** Start Exercise data **

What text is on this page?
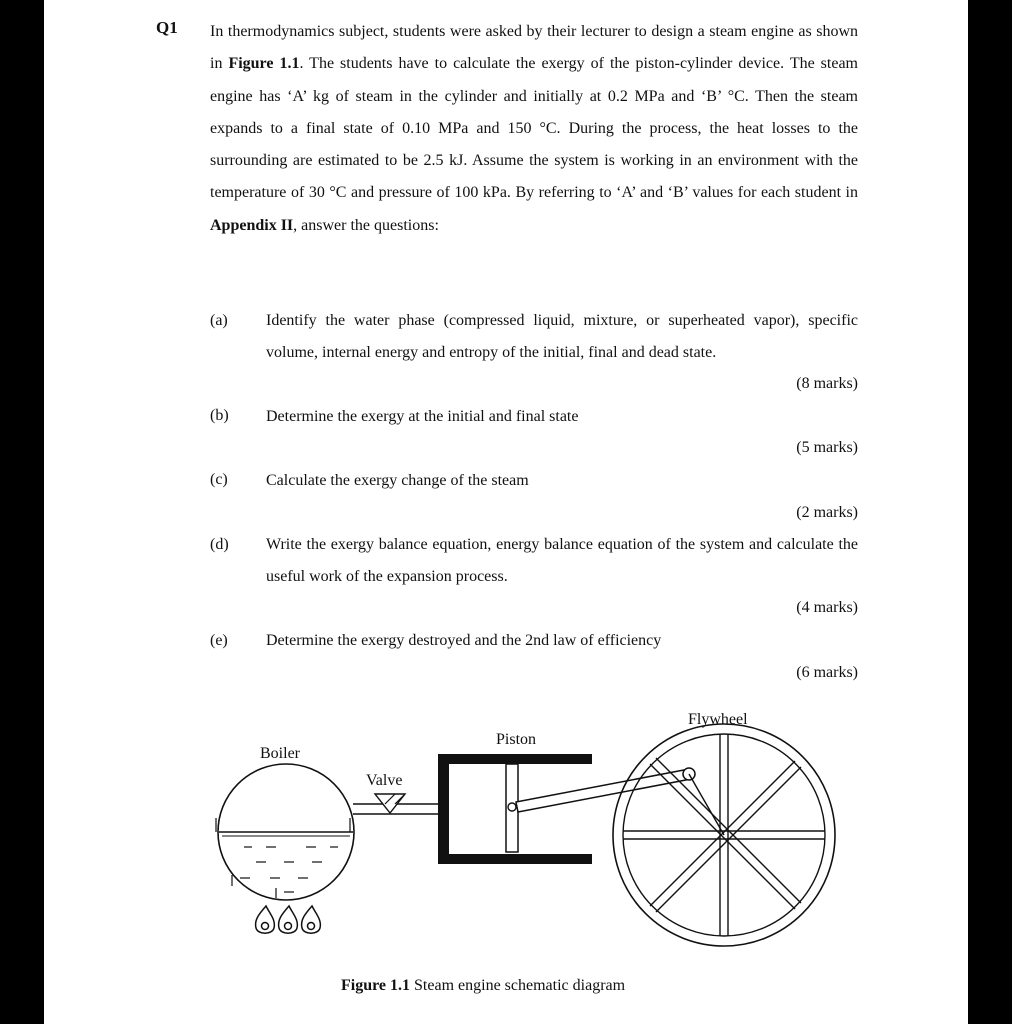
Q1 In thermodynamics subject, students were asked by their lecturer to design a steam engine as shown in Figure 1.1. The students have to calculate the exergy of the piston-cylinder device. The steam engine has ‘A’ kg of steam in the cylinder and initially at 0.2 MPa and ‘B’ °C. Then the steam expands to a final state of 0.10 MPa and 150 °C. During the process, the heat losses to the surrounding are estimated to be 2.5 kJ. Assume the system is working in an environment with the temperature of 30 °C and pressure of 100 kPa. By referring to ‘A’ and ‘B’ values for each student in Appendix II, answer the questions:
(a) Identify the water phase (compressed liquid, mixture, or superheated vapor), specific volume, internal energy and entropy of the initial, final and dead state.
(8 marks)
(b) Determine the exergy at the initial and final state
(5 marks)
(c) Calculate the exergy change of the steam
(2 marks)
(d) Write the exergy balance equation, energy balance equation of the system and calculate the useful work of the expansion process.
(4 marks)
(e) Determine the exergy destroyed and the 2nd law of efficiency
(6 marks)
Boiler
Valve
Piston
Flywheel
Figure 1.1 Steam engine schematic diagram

** End Exercise data **

- Work to do:
Copy the whole of the material above exactly, but not its images.

- Completed exercise:
What text is on this page?
Q1 In thermodynamics subject, students were asked by their lecturer to design a steam engine as shown in Figure 1.1. The students have to calculate the exergy of the piston-cylinder device. The steam engine has ‘A’ kg of steam in the cylinder and initially at 0.2 MPa and ‘B’ °C. Then the steam expands to a final state of 0.10 MPa and 150 °C. During the process, the heat losses to the surrounding are estimated to be 2.5 kJ. Assume the system is working in an environment with the temperature of 30 °C and pressure of 100 kPa. By referring to ‘A’ and ‘B’ values for each student in Appendix II, answer the questions:
(a) Identify the water phase (compressed liquid, mixture, or superheated vapor), specific volume, internal energy and entropy of the initial, final and dead state.
(8 marks)
(b) Determine the exergy at the initial and final state
(5 marks)
(c) Calculate the exergy change of the steam
(2 marks)
(d) Write the exergy balance equation, energy balance equation of the system and calculate the useful work of the expansion process.
(4 marks)
(e) Determine the exergy destroyed and the 2nd law of efficiency
(6 marks)
Boiler
Valve
Piston
Flywheel
Figure 1.1 Steam engine schematic diagram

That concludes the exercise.